- _WHAT YOU NEED TO DO_:
State the number of lines in these records holding "this". Say nothing more.
* Start AVAILABLE DATA *
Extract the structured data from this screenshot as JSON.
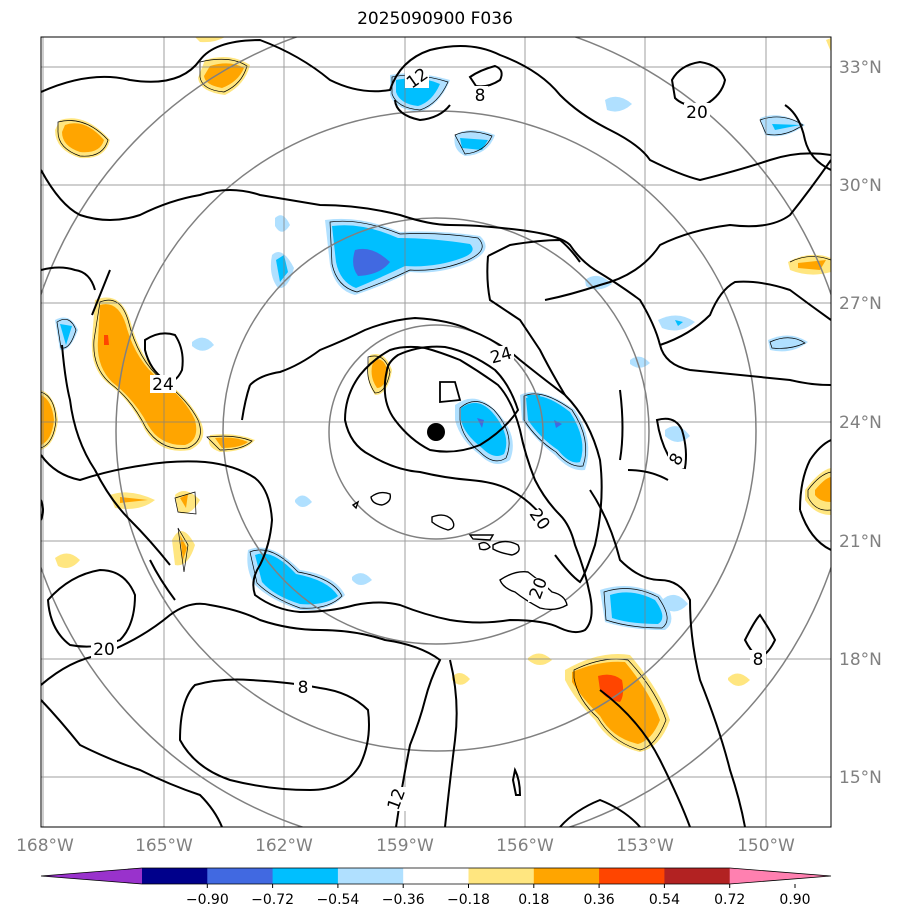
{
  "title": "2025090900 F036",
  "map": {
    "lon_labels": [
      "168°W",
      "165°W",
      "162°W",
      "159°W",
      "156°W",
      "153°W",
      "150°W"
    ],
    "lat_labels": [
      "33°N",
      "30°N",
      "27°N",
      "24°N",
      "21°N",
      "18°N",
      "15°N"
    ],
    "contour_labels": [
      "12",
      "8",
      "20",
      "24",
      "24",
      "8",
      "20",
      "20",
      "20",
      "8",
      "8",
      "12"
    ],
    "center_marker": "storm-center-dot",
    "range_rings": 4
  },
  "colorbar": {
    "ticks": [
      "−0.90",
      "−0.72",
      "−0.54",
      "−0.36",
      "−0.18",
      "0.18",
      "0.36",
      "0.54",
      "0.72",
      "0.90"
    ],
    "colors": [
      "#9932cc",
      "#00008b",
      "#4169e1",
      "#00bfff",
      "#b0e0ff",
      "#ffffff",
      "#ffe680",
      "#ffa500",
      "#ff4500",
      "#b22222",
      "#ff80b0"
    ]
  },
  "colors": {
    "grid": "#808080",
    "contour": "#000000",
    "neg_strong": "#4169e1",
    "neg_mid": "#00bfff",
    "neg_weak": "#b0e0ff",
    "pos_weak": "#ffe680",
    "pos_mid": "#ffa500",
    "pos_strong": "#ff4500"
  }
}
* End AVAILABLE DATA *
* Start AVAILABLE DATA *
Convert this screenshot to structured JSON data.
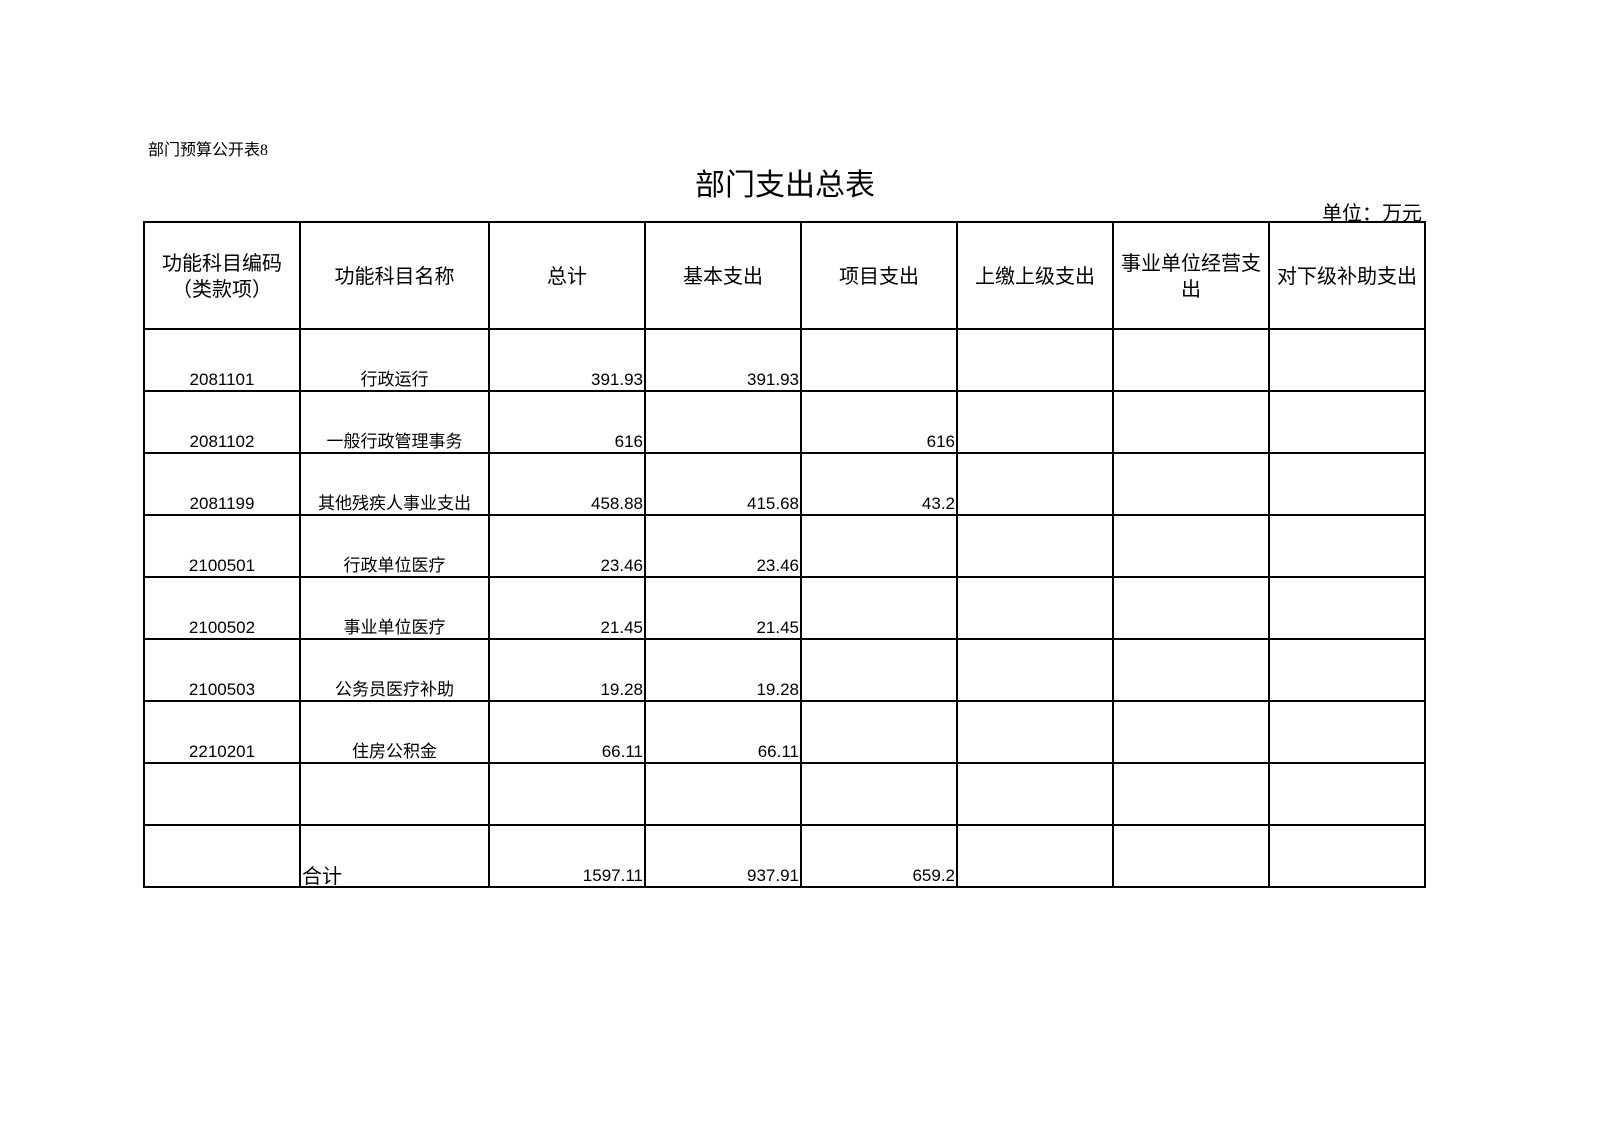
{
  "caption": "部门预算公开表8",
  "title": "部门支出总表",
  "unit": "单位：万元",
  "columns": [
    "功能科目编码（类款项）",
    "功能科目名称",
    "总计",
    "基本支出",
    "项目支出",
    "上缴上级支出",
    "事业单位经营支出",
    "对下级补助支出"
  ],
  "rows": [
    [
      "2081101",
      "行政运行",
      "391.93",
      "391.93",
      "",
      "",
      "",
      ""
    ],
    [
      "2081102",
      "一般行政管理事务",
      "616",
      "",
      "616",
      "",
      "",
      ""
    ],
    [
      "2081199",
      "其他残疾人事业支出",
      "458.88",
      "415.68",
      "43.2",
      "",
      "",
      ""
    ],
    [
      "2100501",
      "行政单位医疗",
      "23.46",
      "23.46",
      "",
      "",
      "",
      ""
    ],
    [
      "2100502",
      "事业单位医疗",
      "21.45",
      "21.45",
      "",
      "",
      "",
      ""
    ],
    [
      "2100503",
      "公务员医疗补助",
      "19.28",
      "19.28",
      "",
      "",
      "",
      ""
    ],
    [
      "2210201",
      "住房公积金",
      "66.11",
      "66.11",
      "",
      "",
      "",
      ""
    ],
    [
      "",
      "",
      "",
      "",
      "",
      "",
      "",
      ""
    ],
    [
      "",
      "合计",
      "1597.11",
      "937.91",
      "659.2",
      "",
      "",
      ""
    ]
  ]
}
* End AVAILABLE DATA *
- _EXERCISE SOLUTION_:
2